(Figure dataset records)
┌──

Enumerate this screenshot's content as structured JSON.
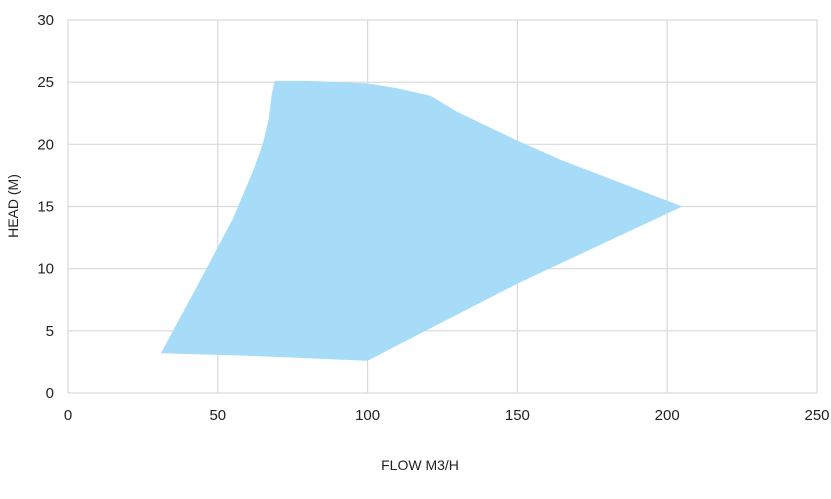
{
  "chart_data": {
    "type": "area",
    "title": "",
    "xlabel": "FLOW M3/H",
    "ylabel": "HEAD (M)",
    "xlim": [
      0,
      250
    ],
    "ylim": [
      0,
      30
    ],
    "xticks": [
      "0",
      "50",
      "100",
      "150",
      "200",
      "250"
    ],
    "yticks": [
      "0",
      "5",
      "10",
      "15",
      "20",
      "25",
      "30"
    ],
    "grid": true,
    "legend": "none",
    "fill_color": "#a6dcf7",
    "grid_color": "#d9d9d9",
    "region": {
      "x": [
        31,
        44,
        55,
        62,
        65,
        67,
        68,
        69,
        80,
        100,
        110,
        121,
        130,
        150,
        165,
        205,
        150,
        100,
        80,
        60,
        31
      ],
      "y": [
        3.2,
        9,
        14,
        18,
        20,
        22,
        24,
        25.1,
        25.1,
        24.9,
        24.5,
        23.9,
        22.6,
        20.3,
        18.7,
        15,
        8.8,
        2.6,
        2.8,
        3.0,
        3.2
      ]
    }
  }
}
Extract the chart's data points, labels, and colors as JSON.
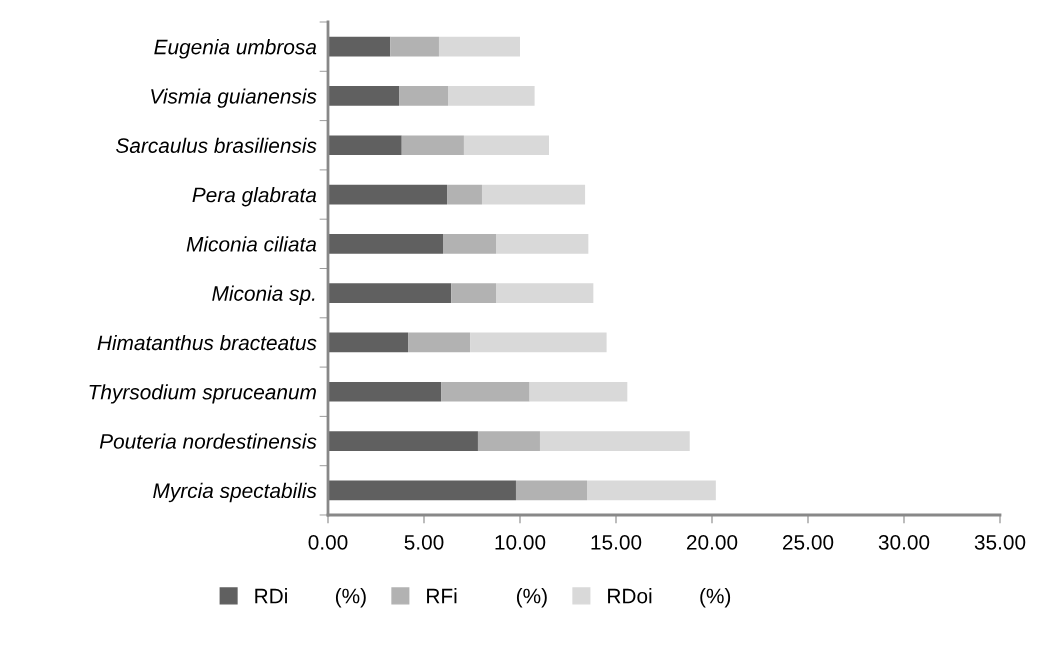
{
  "chart_data": {
    "type": "bar",
    "orientation": "horizontal",
    "stacked": true,
    "categories": [
      "Eugenia umbrosa",
      "Vismia guianensis",
      "Sarcaulus brasiliensis",
      "Pera glabrata",
      "Miconia ciliata",
      "Miconia sp.",
      "Himatanthus bracteatus",
      "Thyrsodium spruceanum",
      "Pouteria nordestinensis",
      "Myrcia spectabilis"
    ],
    "series": [
      {
        "name": "RDi        (%)",
        "color": "#606060",
        "values": [
          3.24,
          3.7,
          3.84,
          6.2,
          5.99,
          6.42,
          4.17,
          5.89,
          7.81,
          9.79
        ]
      },
      {
        "name": "RFi          (%)",
        "color": "#b2b2b2",
        "values": [
          2.54,
          2.55,
          3.24,
          1.82,
          2.76,
          2.33,
          3.23,
          4.61,
          3.23,
          3.7
        ]
      },
      {
        "name": "RDoi        (%)",
        "color": "#d9d9d9",
        "values": [
          4.22,
          4.51,
          4.43,
          5.37,
          4.81,
          5.07,
          7.11,
          5.09,
          7.8,
          6.71
        ]
      }
    ],
    "xlim": [
      0,
      35
    ],
    "xticks": [
      {
        "value": 0,
        "label": "0.00"
      },
      {
        "value": 5,
        "label": "5.00"
      },
      {
        "value": 10,
        "label": "10.00"
      },
      {
        "value": 15,
        "label": "15.00"
      },
      {
        "value": 20,
        "label": "20.00"
      },
      {
        "value": 25,
        "label": "25.00"
      },
      {
        "value": 30,
        "label": "30.00"
      },
      {
        "value": 35,
        "label": "35.00"
      }
    ],
    "grid": false,
    "legend": "bottom"
  }
}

└──

TASK GOAL: Give every record back exactly as it reads, with no images.

SOLUTION TO THIS EXERCISE:
Enumerate this screenshot's content as structured JSON.
{
  "chart_data": {
    "type": "area",
    "title": "",
    "xlabel": "FLOW M3/H",
    "ylabel": "HEAD (M)",
    "xlim": [
      0,
      250
    ],
    "ylim": [
      0,
      30
    ],
    "xticks": [
      "0",
      "50",
      "100",
      "150",
      "200",
      "250"
    ],
    "yticks": [
      "0",
      "5",
      "10",
      "15",
      "20",
      "25",
      "30"
    ],
    "grid": true,
    "legend": "none",
    "fill_color": "#a6dcf7",
    "grid_color": "#d9d9d9",
    "region": {
      "x": [
        31,
        44,
        55,
        62,
        65,
        67,
        68,
        69,
        80,
        100,
        110,
        121,
        130,
        150,
        165,
        205,
        150,
        100,
        80,
        60,
        31
      ],
      "y": [
        3.2,
        9,
        14,
        18,
        20,
        22,
        24,
        25.1,
        25.1,
        24.9,
        24.5,
        23.9,
        22.6,
        20.3,
        18.7,
        15,
        8.8,
        2.6,
        2.8,
        3.0,
        3.2
      ]
    }
  }
}
Extract the chart's data points, labels, and colors as JSON.
{
  "chart_data": {
    "type": "bar",
    "orientation": "horizontal",
    "stacked": true,
    "categories": [
      "Eugenia umbrosa",
      "Vismia guianensis",
      "Sarcaulus brasiliensis",
      "Pera glabrata",
      "Miconia ciliata",
      "Miconia sp.",
      "Himatanthus bracteatus",
      "Thyrsodium spruceanum",
      "Pouteria nordestinensis",
      "Myrcia spectabilis"
    ],
    "series": [
      {
        "name": "RDi        (%)",
        "color": "#606060",
        "values": [
          3.24,
          3.7,
          3.84,
          6.2,
          5.99,
          6.42,
          4.17,
          5.89,
          7.81,
          9.79
        ]
      },
      {
        "name": "RFi          (%)",
        "color": "#b2b2b2",
        "values": [
          2.54,
          2.55,
          3.24,
          1.82,
          2.76,
          2.33,
          3.23,
          4.61,
          3.23,
          3.7
        ]
      },
      {
        "name": "RDoi        (%)",
        "color": "#d9d9d9",
        "values": [
          4.22,
          4.51,
          4.43,
          5.37,
          4.81,
          5.07,
          7.11,
          5.09,
          7.8,
          6.71
        ]
      }
    ],
    "xlim": [
      0,
      35
    ],
    "xticks": [
      {
        "value": 0,
        "label": "0.00"
      },
      {
        "value": 5,
        "label": "5.00"
      },
      {
        "value": 10,
        "label": "10.00"
      },
      {
        "value": 15,
        "label": "15.00"
      },
      {
        "value": 20,
        "label": "20.00"
      },
      {
        "value": 25,
        "label": "25.00"
      },
      {
        "value": 30,
        "label": "30.00"
      },
      {
        "value": 35,
        "label": "35.00"
      }
    ],
    "grid": false,
    "legend": "bottom"
  }
}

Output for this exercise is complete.